(Records from a data collection)

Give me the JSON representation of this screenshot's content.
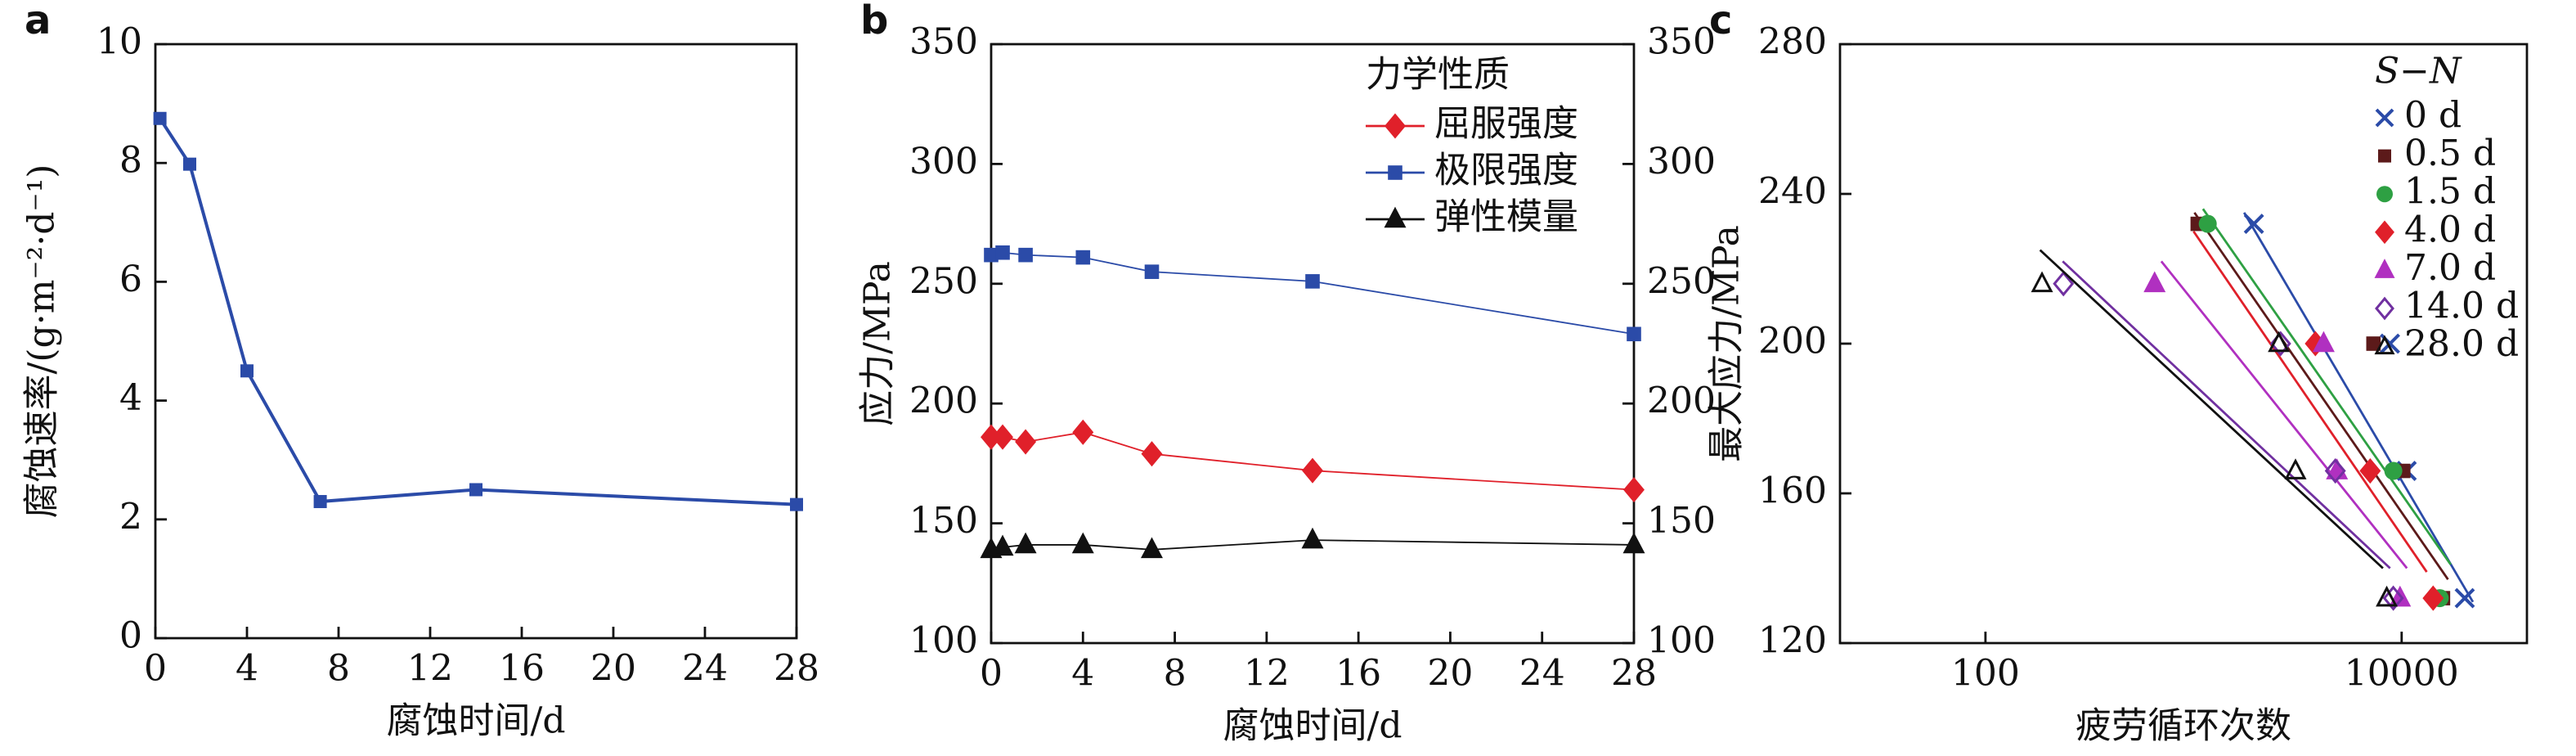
{
  "chart_data": [
    {
      "type": "line",
      "label": "a",
      "xlabel": "腐蚀时间/d",
      "ylabel": "腐蚀速率/(g·m⁻²·d⁻¹)",
      "x": [
        0.2,
        1.5,
        4,
        7.2,
        14,
        28
      ],
      "series": [
        {
          "color": "#2b4ba8",
          "marker": "square",
          "values": [
            8.75,
            7.98,
            4.5,
            2.3,
            2.5,
            2.25
          ]
        }
      ],
      "xlim": [
        0,
        28
      ],
      "xticks": [
        0,
        4,
        8,
        12,
        16,
        20,
        24,
        28
      ],
      "ylim": [
        0,
        10
      ],
      "yticks": [
        0,
        2,
        4,
        6,
        8,
        10
      ]
    },
    {
      "type": "line",
      "label": "b",
      "xlabel": "腐蚀时间/d",
      "ylabel": "应力/MPa",
      "legend_title": "力学性质",
      "x": [
        0,
        0.5,
        1.5,
        4,
        7,
        14,
        28
      ],
      "series": [
        {
          "name": "屈服强度",
          "color": "#e0202a",
          "marker": "diamond",
          "values": [
            186,
            186,
            184,
            188,
            179,
            172,
            164
          ]
        },
        {
          "name": "极限强度",
          "color": "#2b4ba8",
          "marker": "square",
          "values": [
            262,
            263,
            262,
            261,
            255,
            251,
            229
          ]
        },
        {
          "name": "弹性模量",
          "color": "#111111",
          "marker": "triangle",
          "values": [
            139,
            140,
            141,
            141,
            139,
            143,
            141
          ]
        }
      ],
      "xlim": [
        0,
        28
      ],
      "xticks": [
        0,
        4,
        8,
        12,
        16,
        20,
        24,
        28
      ],
      "ylim": [
        100,
        350
      ],
      "yticks": [
        100,
        150,
        200,
        250,
        300,
        350
      ],
      "y2lim": [
        100,
        350
      ],
      "y2ticks": [
        100,
        150,
        200,
        250,
        300,
        350
      ]
    },
    {
      "type": "scatter",
      "label": "c",
      "xlabel": "疲劳循环次数",
      "ylabel": "最大应力/MPa",
      "legend_title": "S−N",
      "log_x": true,
      "xlim": [
        20,
        40000
      ],
      "xticks": [
        100,
        10000
      ],
      "ylim": [
        120,
        280
      ],
      "yticks": [
        120,
        160,
        200,
        240,
        280
      ],
      "series": [
        {
          "name": "0 d",
          "color": "#2b4ba8",
          "marker": "x",
          "x": [
            1950,
            8790,
            10570,
            20100
          ],
          "values": [
            232,
            200,
            166,
            132
          ],
          "fit": {
            "x": [
              1750,
              22000
            ],
            "y": [
              235,
              131
            ]
          }
        },
        {
          "name": "0.5 d",
          "color": "#5c1a1a",
          "marker": "square",
          "x": [
            1047,
            7320,
            10180,
            15800
          ],
          "values": [
            232,
            200,
            166,
            132
          ],
          "fit": {
            "x": [
              1010,
              16700
            ],
            "y": [
              235,
              137
            ]
          }
        },
        {
          "name": "1.5 d",
          "color": "#2ea043",
          "marker": "circle",
          "x": [
            1170,
            9120,
            15240
          ],
          "values": [
            232,
            166,
            132
          ],
          "fit": {
            "x": [
              1110,
              17200
            ],
            "y": [
              236,
              141
            ]
          }
        },
        {
          "name": "4.0 d",
          "color": "#e0202a",
          "marker": "diamond",
          "x": [
            3850,
            7060,
            14170
          ],
          "values": [
            200,
            166,
            132
          ],
          "fit": {
            "x": [
              1000,
              13200
            ],
            "y": [
              230,
              139
            ]
          }
        },
        {
          "name": "7.0 d",
          "color": "#b030c0",
          "marker": "triangle",
          "x": [
            650,
            4220,
            4890,
            9820
          ],
          "values": [
            216,
            200,
            166,
            132
          ],
          "fit": {
            "x": [
              700,
              10600
            ],
            "y": [
              222,
              140
            ]
          }
        },
        {
          "name": "14.0 d",
          "color": "#7030a0",
          "marker": "diamond-open",
          "x": [
            237,
            2620,
            4800,
            9120
          ],
          "values": [
            216,
            200,
            166,
            132
          ],
          "fit": {
            "x": [
              235,
              8800
            ],
            "y": [
              222,
              140
            ]
          }
        },
        {
          "name": "28.0 d",
          "color": "#111111",
          "marker": "triangle-open",
          "x": [
            187,
            2570,
            3090,
            8480
          ],
          "values": [
            216,
            200,
            166,
            132
          ],
          "fit": {
            "x": [
              183,
              8130
            ],
            "y": [
              225,
              140
            ]
          }
        }
      ]
    }
  ]
}
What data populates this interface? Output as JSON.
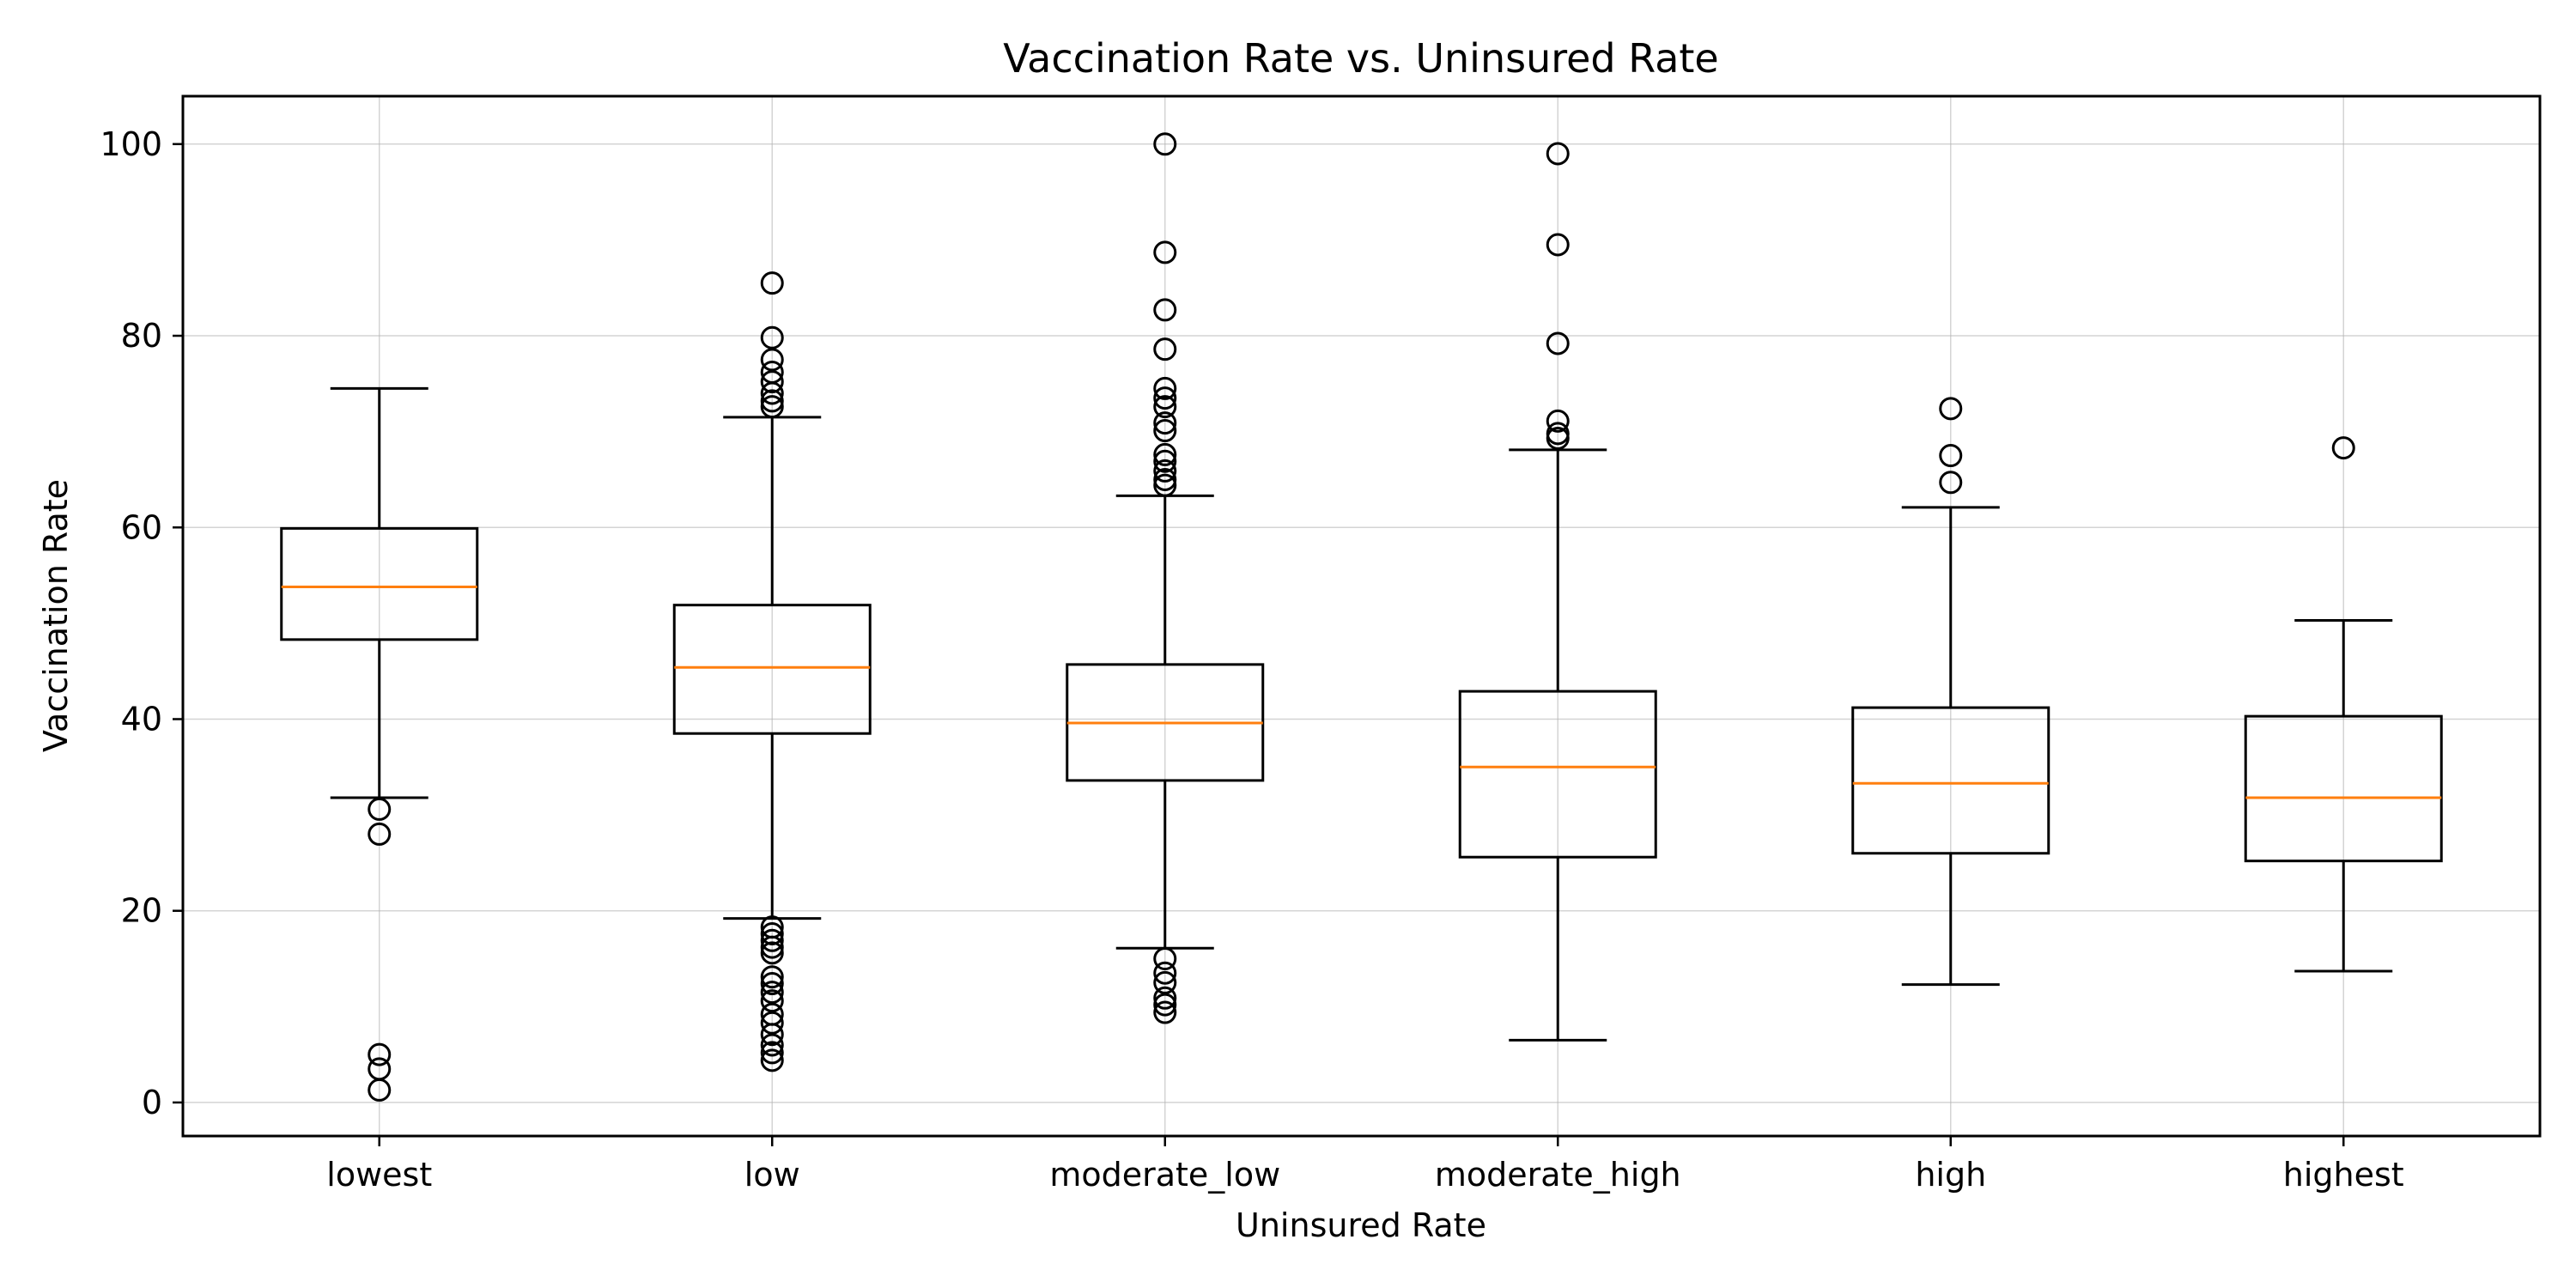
{
  "chart_data": {
    "type": "box",
    "title": "Vaccination Rate vs. Uninsured Rate",
    "xlabel": "Uninsured Rate",
    "ylabel": "Vaccination Rate",
    "ylim": [
      -3.5,
      105
    ],
    "y_ticks": [
      0,
      20,
      40,
      60,
      80,
      100
    ],
    "grid": true,
    "legend": "none",
    "colors": {
      "box": "#000000",
      "median": "#ff7f0e",
      "grid": "#b0b0b0"
    },
    "categories": [
      "lowest",
      "low",
      "moderate_low",
      "moderate_high",
      "high",
      "highest"
    ],
    "boxes": [
      {
        "category": "lowest",
        "whisker_low": 31.8,
        "q1": 48.3,
        "median": 53.8,
        "q3": 59.9,
        "whisker_high": 74.5,
        "outliers": [
          30.6,
          28.0,
          5.0,
          3.5,
          1.3
        ]
      },
      {
        "category": "low",
        "whisker_low": 19.2,
        "q1": 38.5,
        "median": 45.4,
        "q3": 51.9,
        "whisker_high": 71.5,
        "outliers": [
          85.5,
          79.8,
          77.5,
          76.2,
          75.2,
          74.0,
          73.2,
          72.6,
          18.3,
          17.6,
          16.9,
          16.2,
          15.6,
          13.1,
          12.4,
          11.5,
          10.6,
          9.2,
          8.3,
          7.1,
          6.0,
          5.2,
          4.4
        ]
      },
      {
        "category": "moderate_low",
        "whisker_low": 16.1,
        "q1": 33.6,
        "median": 39.6,
        "q3": 45.7,
        "whisker_high": 63.3,
        "outliers": [
          100.0,
          88.7,
          82.7,
          78.6,
          74.5,
          73.5,
          72.6,
          70.9,
          70.1,
          67.6,
          66.9,
          65.9,
          65.0,
          64.4,
          15.0,
          13.5,
          12.5,
          10.9,
          10.2,
          9.4
        ]
      },
      {
        "category": "moderate_high",
        "whisker_low": 6.5,
        "q1": 25.6,
        "median": 35.0,
        "q3": 42.9,
        "whisker_high": 68.1,
        "outliers": [
          99.0,
          89.5,
          79.2,
          71.1,
          69.8,
          69.3
        ]
      },
      {
        "category": "high",
        "whisker_low": 12.3,
        "q1": 26.0,
        "median": 33.3,
        "q3": 41.2,
        "whisker_high": 62.1,
        "outliers": [
          72.4,
          67.5,
          64.7
        ]
      },
      {
        "category": "highest",
        "whisker_low": 13.7,
        "q1": 25.2,
        "median": 31.8,
        "q3": 40.3,
        "whisker_high": 50.3,
        "outliers": [
          68.3
        ]
      }
    ]
  }
}
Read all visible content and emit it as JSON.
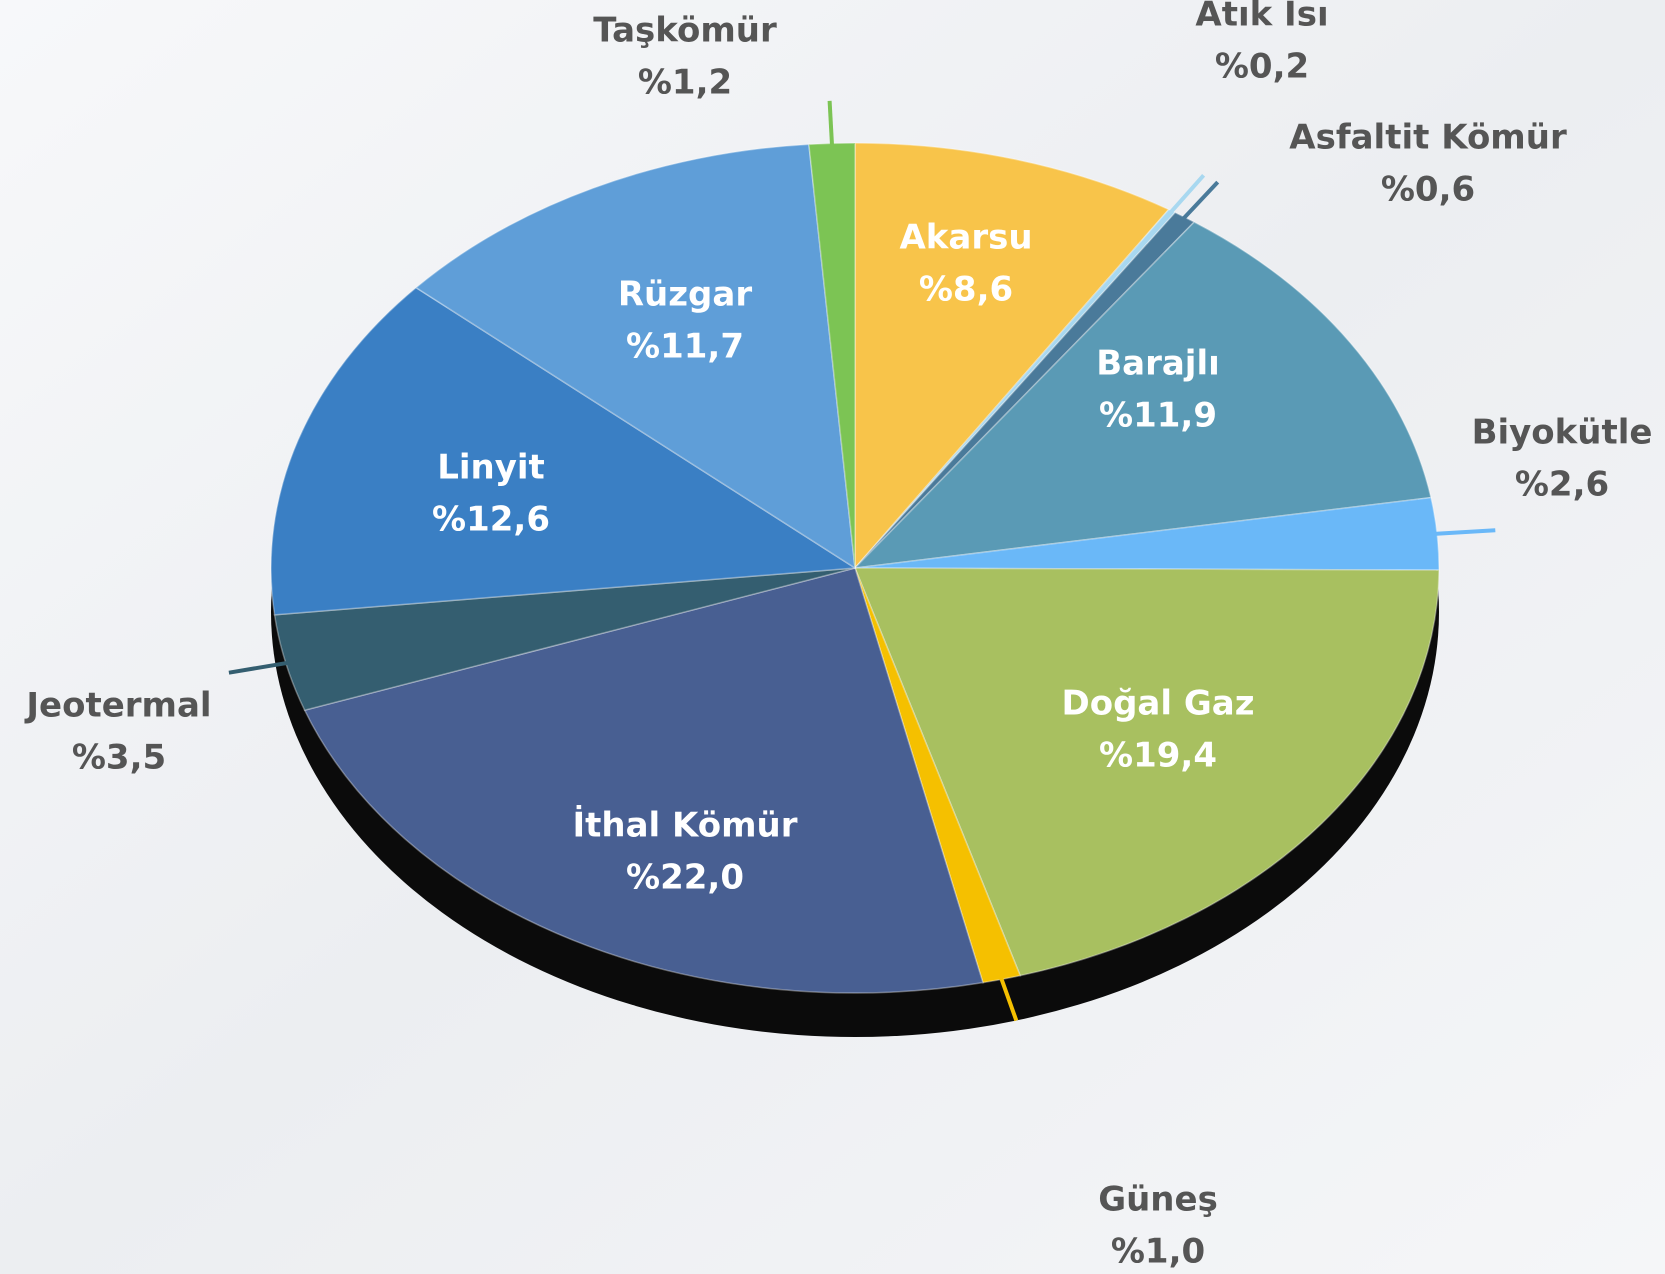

• _What the task asks_
Extract every line of the records above that contains the word "JSON".

• _Solution to the problem_
Give me the JSON representation of this screenshot's content.
What data populates this interface? Output as JSON.
Read all visible content and emit it as JSON.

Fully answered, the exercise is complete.